>> Start EXTRACTED MATERIAL

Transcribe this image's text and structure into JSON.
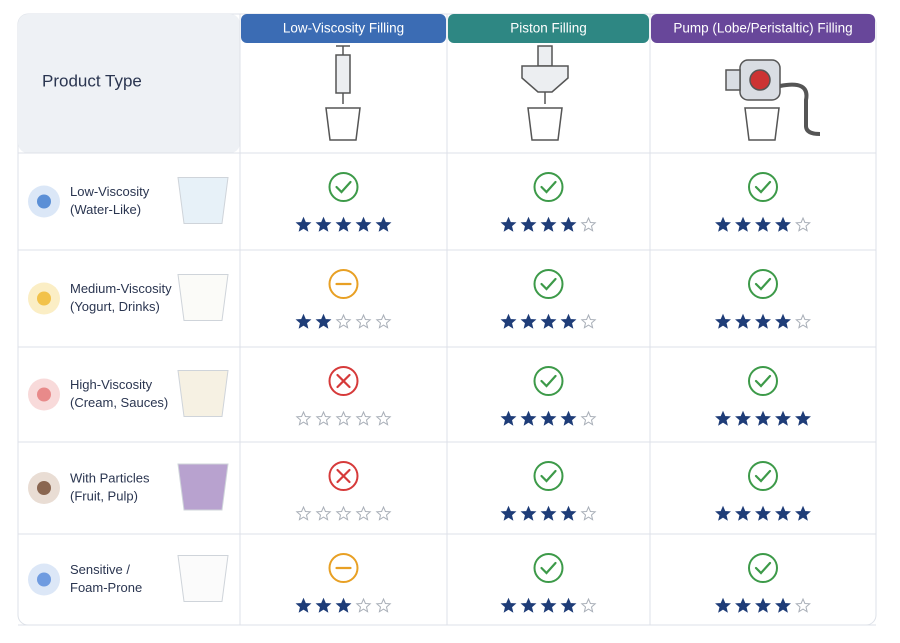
{
  "header": {
    "title": "Product Type",
    "columns": [
      {
        "name": "Low-Viscosity Filling",
        "color": "#3b6cb4"
      },
      {
        "name": "Piston Filling",
        "color": "#2e8783"
      },
      {
        "name": "Pump (Lobe/Peristaltic) Filling",
        "color": "#68479a"
      }
    ]
  },
  "max_rating": 5,
  "rows": [
    {
      "label": [
        "Low-Viscosity",
        "(Water-Like)"
      ],
      "cells": [
        {
          "status": "check",
          "rating": 5
        },
        {
          "status": "check",
          "rating": 4
        },
        {
          "status": "check",
          "rating": 4
        }
      ]
    },
    {
      "label": [
        "Medium-Viscosity",
        "(Yogurt, Drinks)"
      ],
      "cells": [
        {
          "status": "minus",
          "rating": 2
        },
        {
          "status": "check",
          "rating": 4
        },
        {
          "status": "check",
          "rating": 4
        }
      ]
    },
    {
      "label": [
        "High-Viscosity",
        "(Cream, Sauces)"
      ],
      "cells": [
        {
          "status": "cross",
          "rating": 0
        },
        {
          "status": "check",
          "rating": 4
        },
        {
          "status": "check",
          "rating": 5
        }
      ]
    },
    {
      "label": [
        "With Particles",
        "(Fruit, Pulp)"
      ],
      "cells": [
        {
          "status": "cross",
          "rating": 0
        },
        {
          "status": "check",
          "rating": 4
        },
        {
          "status": "check",
          "rating": 5
        }
      ]
    },
    {
      "label": [
        "Sensitive /",
        "Foam-Prone"
      ],
      "cells": [
        {
          "status": "minus",
          "rating": 3
        },
        {
          "status": "check",
          "rating": 4
        },
        {
          "status": "check",
          "rating": 4
        }
      ]
    }
  ]
}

>> End EXTRACTED MATERIAL

REQUIRED WORK: From the records above, how many lines include the word "Filling"? Only the number is wanted.

OUTPUT BELOW: 3